Task details: Each record must be retyped in full. No character may differ.

---------- Data for this exercise

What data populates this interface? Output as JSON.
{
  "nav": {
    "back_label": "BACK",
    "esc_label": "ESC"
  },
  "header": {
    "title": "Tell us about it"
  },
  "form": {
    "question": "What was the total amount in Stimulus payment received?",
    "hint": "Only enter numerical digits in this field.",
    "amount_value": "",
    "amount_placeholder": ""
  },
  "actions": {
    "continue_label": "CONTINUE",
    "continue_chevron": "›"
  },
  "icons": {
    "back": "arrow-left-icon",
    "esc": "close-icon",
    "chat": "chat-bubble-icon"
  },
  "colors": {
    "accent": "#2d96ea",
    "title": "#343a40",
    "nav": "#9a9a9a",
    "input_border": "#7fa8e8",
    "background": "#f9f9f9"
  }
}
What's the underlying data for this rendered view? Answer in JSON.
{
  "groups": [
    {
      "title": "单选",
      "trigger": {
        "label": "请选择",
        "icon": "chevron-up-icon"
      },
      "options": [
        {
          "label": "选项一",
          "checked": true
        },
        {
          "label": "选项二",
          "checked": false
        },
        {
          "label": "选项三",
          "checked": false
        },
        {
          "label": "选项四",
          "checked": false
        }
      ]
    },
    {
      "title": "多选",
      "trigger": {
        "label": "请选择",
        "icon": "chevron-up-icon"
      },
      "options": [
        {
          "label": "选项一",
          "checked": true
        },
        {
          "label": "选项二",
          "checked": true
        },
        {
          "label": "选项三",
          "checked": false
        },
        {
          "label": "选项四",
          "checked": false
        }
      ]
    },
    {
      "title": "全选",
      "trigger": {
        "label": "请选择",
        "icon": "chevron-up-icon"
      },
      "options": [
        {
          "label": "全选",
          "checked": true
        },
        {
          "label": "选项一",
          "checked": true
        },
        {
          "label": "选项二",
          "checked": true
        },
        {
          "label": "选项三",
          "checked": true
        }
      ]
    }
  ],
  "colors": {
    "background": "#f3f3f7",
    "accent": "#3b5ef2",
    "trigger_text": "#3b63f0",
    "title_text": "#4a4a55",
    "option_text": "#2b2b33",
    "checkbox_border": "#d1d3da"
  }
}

--------------------

Final answer:
What data populates this interface? Output as JSON.
{
  "nav": {
    "back_label": "BACK",
    "esc_label": "ESC"
  },
  "header": {
    "title": "Tell us about it"
  },
  "form": {
    "question": "What was the total amount in Stimulus payment received?",
    "hint": "Only enter numerical digits in this field.",
    "amount_value": "",
    "amount_placeholder": ""
  },
  "actions": {
    "continue_label": "CONTINUE",
    "continue_chevron": "›"
  },
  "icons": {
    "back": "arrow-left-icon",
    "esc": "close-icon",
    "chat": "chat-bubble-icon"
  },
  "colors": {
    "accent": "#2d96ea",
    "title": "#343a40",
    "nav": "#9a9a9a",
    "input_border": "#7fa8e8",
    "background": "#f9f9f9"
  }
}
What's the underlying data for this rendered view? Answer in JSON.
{
  "groups": [
    {
      "title": "单选",
      "trigger": {
        "label": "请选择",
        "icon": "chevron-up-icon"
      },
      "options": [
        {
          "label": "选项一",
          "checked": true
        },
        {
          "label": "选项二",
          "checked": false
        },
        {
          "label": "选项三",
          "checked": false
        },
        {
          "label": "选项四",
          "checked": false
        }
      ]
    },
    {
      "title": "多选",
      "trigger": {
        "label": "请选择",
        "icon": "chevron-up-icon"
      },
      "options": [
        {
          "label": "选项一",
          "checked": true
        },
        {
          "label": "选项二",
          "checked": true
        },
        {
          "label": "选项三",
          "checked": false
        },
        {
          "label": "选项四",
          "checked": false
        }
      ]
    },
    {
      "title": "全选",
      "trigger": {
        "label": "请选择",
        "icon": "chevron-up-icon"
      },
      "options": [
        {
          "label": "全选",
          "checked": true
        },
        {
          "label": "选项一",
          "checked": true
        },
        {
          "label": "选项二",
          "checked": true
        },
        {
          "label": "选项三",
          "checked": true
        }
      ]
    }
  ],
  "colors": {
    "background": "#f3f3f7",
    "accent": "#3b5ef2",
    "trigger_text": "#3b63f0",
    "title_text": "#4a4a55",
    "option_text": "#2b2b33",
    "checkbox_border": "#d1d3da"
  }
}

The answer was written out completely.